◆ **INSTRUCTIONS FOR THE TASK**: Reproduce, line for line and without alteration, the stretch of the data from its first line through the line containing "y-tick-label: .40 (38, 485, 57, 499)", including both of those lines.

Layout element entries:
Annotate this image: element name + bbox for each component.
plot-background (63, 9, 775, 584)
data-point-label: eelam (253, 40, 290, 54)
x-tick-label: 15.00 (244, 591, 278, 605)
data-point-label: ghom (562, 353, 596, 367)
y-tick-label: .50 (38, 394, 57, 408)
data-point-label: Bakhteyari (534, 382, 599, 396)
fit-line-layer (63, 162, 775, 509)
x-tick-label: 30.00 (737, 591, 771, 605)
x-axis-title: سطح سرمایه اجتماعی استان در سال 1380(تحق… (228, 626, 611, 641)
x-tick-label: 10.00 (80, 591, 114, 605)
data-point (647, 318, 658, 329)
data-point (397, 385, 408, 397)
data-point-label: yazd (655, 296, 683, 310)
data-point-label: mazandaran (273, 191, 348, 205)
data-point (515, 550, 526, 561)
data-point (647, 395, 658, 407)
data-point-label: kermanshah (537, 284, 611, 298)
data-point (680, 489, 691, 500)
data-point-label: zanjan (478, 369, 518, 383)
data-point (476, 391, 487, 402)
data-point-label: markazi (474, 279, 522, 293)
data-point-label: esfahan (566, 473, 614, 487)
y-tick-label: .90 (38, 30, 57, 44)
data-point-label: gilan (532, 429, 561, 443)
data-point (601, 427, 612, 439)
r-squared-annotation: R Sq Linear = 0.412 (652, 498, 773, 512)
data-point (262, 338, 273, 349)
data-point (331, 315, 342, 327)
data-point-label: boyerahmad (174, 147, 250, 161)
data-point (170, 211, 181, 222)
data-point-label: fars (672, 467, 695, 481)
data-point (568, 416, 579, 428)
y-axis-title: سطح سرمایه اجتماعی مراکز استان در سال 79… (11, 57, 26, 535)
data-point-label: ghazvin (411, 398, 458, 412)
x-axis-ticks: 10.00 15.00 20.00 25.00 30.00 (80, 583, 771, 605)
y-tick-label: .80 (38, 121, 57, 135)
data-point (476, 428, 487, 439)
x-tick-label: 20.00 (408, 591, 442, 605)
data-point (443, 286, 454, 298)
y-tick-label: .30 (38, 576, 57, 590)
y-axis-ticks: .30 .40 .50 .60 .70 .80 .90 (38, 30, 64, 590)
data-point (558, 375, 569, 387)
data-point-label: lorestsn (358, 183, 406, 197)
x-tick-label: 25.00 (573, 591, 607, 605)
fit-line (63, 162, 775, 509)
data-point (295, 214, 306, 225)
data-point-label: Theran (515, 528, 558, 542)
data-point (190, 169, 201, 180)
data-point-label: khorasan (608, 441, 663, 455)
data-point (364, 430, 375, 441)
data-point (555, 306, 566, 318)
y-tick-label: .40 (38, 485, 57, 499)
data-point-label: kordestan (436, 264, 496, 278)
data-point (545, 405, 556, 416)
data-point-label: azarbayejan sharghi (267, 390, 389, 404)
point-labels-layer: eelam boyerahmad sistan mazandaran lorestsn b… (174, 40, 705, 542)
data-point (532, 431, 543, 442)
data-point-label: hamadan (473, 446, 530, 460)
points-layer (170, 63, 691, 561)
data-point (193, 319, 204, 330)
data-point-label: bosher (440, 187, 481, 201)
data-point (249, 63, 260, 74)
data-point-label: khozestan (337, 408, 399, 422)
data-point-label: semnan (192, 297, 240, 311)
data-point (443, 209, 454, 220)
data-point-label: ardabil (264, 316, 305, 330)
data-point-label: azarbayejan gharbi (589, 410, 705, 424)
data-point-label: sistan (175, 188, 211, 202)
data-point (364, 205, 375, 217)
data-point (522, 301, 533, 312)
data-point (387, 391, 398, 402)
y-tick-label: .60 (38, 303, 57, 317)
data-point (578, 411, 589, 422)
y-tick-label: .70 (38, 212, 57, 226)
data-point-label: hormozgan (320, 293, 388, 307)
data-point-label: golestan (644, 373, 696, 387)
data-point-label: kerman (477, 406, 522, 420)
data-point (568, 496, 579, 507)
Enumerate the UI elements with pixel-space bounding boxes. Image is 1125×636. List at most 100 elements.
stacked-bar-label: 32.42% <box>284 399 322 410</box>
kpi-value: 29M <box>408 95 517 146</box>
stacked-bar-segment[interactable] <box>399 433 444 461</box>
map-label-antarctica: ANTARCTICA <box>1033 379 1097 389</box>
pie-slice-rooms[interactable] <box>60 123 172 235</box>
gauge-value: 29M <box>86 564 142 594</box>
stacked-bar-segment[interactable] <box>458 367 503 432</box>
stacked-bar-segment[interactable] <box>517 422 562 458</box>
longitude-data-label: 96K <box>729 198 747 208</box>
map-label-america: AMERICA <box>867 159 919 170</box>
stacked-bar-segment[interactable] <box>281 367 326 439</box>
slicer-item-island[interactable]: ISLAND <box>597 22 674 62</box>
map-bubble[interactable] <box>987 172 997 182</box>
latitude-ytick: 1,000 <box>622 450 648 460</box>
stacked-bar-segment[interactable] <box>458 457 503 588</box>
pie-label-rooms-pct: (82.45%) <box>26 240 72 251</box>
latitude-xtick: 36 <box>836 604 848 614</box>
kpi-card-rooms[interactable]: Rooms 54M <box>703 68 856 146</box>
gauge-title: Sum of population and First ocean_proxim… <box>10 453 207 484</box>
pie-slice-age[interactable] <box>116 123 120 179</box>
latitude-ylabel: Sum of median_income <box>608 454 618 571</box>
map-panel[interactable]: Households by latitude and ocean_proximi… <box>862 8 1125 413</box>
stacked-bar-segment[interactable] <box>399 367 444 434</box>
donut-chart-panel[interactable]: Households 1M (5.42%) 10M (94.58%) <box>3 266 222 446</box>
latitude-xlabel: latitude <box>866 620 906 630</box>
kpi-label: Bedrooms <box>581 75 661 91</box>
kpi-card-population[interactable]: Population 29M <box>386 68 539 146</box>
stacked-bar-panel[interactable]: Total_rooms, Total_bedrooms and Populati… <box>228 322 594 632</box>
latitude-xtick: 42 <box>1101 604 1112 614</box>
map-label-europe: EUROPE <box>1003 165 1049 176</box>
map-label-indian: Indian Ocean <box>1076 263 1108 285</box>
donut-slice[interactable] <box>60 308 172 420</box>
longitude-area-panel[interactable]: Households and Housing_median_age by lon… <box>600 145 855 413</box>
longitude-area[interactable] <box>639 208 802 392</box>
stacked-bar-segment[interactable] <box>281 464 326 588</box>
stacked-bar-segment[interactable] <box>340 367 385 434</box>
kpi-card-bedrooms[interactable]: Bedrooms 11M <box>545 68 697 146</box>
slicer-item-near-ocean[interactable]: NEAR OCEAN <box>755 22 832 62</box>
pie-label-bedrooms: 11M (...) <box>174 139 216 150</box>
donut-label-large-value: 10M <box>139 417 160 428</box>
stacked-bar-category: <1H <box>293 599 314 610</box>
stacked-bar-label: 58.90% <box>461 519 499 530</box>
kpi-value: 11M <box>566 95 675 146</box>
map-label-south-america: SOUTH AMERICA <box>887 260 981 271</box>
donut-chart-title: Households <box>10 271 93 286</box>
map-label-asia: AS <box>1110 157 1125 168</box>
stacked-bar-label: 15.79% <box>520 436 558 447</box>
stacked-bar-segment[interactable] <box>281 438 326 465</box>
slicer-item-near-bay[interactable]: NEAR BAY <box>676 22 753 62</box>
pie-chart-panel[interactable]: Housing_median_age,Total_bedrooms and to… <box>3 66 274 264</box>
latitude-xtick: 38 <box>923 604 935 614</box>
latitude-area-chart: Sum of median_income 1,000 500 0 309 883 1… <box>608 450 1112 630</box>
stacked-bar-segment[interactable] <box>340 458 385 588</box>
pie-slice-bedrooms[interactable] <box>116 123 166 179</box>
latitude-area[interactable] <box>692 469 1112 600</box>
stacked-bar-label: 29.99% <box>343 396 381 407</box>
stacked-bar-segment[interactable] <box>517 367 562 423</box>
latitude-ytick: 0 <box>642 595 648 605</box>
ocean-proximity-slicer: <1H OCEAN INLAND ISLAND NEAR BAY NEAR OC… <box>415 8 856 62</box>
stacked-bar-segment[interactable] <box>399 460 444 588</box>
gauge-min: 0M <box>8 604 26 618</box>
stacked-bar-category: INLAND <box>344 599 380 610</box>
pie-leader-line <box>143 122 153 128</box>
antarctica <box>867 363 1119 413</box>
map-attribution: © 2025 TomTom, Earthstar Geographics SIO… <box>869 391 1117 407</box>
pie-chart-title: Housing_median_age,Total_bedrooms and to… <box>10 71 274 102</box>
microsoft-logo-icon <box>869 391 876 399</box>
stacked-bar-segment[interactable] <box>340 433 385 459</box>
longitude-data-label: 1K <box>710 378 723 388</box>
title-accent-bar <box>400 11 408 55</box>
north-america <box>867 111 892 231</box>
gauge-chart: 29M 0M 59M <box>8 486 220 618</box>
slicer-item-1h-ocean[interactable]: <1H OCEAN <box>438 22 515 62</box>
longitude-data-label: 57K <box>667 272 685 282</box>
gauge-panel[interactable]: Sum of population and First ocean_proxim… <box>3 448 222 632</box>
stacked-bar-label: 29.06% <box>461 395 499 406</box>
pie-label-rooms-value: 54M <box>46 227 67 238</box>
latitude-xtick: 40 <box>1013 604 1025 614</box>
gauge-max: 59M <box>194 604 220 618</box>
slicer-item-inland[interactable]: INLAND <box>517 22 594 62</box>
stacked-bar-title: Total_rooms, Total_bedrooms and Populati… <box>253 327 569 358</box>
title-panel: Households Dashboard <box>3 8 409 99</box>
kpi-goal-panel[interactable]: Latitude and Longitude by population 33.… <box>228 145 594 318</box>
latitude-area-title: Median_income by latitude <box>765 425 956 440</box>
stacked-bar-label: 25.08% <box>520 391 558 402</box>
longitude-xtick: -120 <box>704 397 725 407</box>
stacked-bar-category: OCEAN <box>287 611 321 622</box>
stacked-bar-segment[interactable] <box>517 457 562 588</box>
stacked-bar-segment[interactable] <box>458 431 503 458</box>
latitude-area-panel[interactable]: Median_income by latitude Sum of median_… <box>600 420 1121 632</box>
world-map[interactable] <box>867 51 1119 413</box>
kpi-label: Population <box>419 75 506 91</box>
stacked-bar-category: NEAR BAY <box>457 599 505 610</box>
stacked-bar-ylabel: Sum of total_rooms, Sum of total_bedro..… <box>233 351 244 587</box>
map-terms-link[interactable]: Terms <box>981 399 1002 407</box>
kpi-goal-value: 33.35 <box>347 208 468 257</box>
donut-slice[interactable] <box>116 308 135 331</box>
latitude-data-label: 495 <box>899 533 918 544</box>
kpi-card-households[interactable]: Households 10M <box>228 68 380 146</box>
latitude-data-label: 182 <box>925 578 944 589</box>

◆ **EXERCISE ANSWER**:
Annotate this image: element name + bbox for each component.
plot-background (63, 9, 775, 584)
data-point-label: eelam (253, 40, 290, 54)
x-tick-label: 15.00 (244, 591, 278, 605)
data-point-label: ghom (562, 353, 596, 367)
y-tick-label: .50 (38, 394, 57, 408)
data-point-label: Bakhteyari (534, 382, 599, 396)
fit-line-layer (63, 162, 775, 509)
x-tick-label: 30.00 (737, 591, 771, 605)
x-axis-title: سطح سرمایه اجتماعی استان در سال 1380(تحق… (228, 626, 611, 641)
x-tick-label: 10.00 (80, 591, 114, 605)
data-point (647, 318, 658, 329)
data-point (397, 385, 408, 397)
data-point-label: yazd (655, 296, 683, 310)
data-point-label: mazandaran (273, 191, 348, 205)
data-point (515, 550, 526, 561)
data-point (647, 395, 658, 407)
data-point-label: kermanshah (537, 284, 611, 298)
data-point (680, 489, 691, 500)
data-point-label: zanjan (478, 369, 518, 383)
data-point (476, 391, 487, 402)
data-point-label: markazi (474, 279, 522, 293)
data-point-label: esfahan (566, 473, 614, 487)
y-tick-label: .90 (38, 30, 57, 44)
data-point-label: gilan (532, 429, 561, 443)
data-point (601, 427, 612, 439)
r-squared-annotation: R Sq Linear = 0.412 (652, 498, 773, 512)
data-point (262, 338, 273, 349)
data-point (331, 315, 342, 327)
data-point-label: boyerahmad (174, 147, 250, 161)
data-point (170, 211, 181, 222)
data-point-label: fars (672, 467, 695, 481)
data-point (568, 416, 579, 428)
y-axis-title: سطح سرمایه اجتماعی مراکز استان در سال 79… (11, 57, 26, 535)
data-point-label: ghazvin (411, 398, 458, 412)
x-axis-ticks: 10.00 15.00 20.00 25.00 30.00 (80, 583, 771, 605)
y-tick-label: .80 (38, 121, 57, 135)
data-point (476, 428, 487, 439)
x-tick-label: 20.00 (408, 591, 442, 605)
data-point (443, 286, 454, 298)
y-tick-label: .30 (38, 576, 57, 590)
y-axis-ticks: .30 .40 .50 .60 .70 .80 .90 (38, 30, 64, 590)
data-point (558, 375, 569, 387)
data-point-label: lorestsn (358, 183, 406, 197)
x-tick-label: 25.00 (573, 591, 607, 605)
fit-line (63, 162, 775, 509)
data-point (295, 214, 306, 225)
data-point-label: Theran (515, 528, 558, 542)
data-point (190, 169, 201, 180)
data-point-label: khorasan (608, 441, 663, 455)
data-point (364, 430, 375, 441)
data-point (555, 306, 566, 318)
y-tick-label: .40 (38, 485, 57, 499)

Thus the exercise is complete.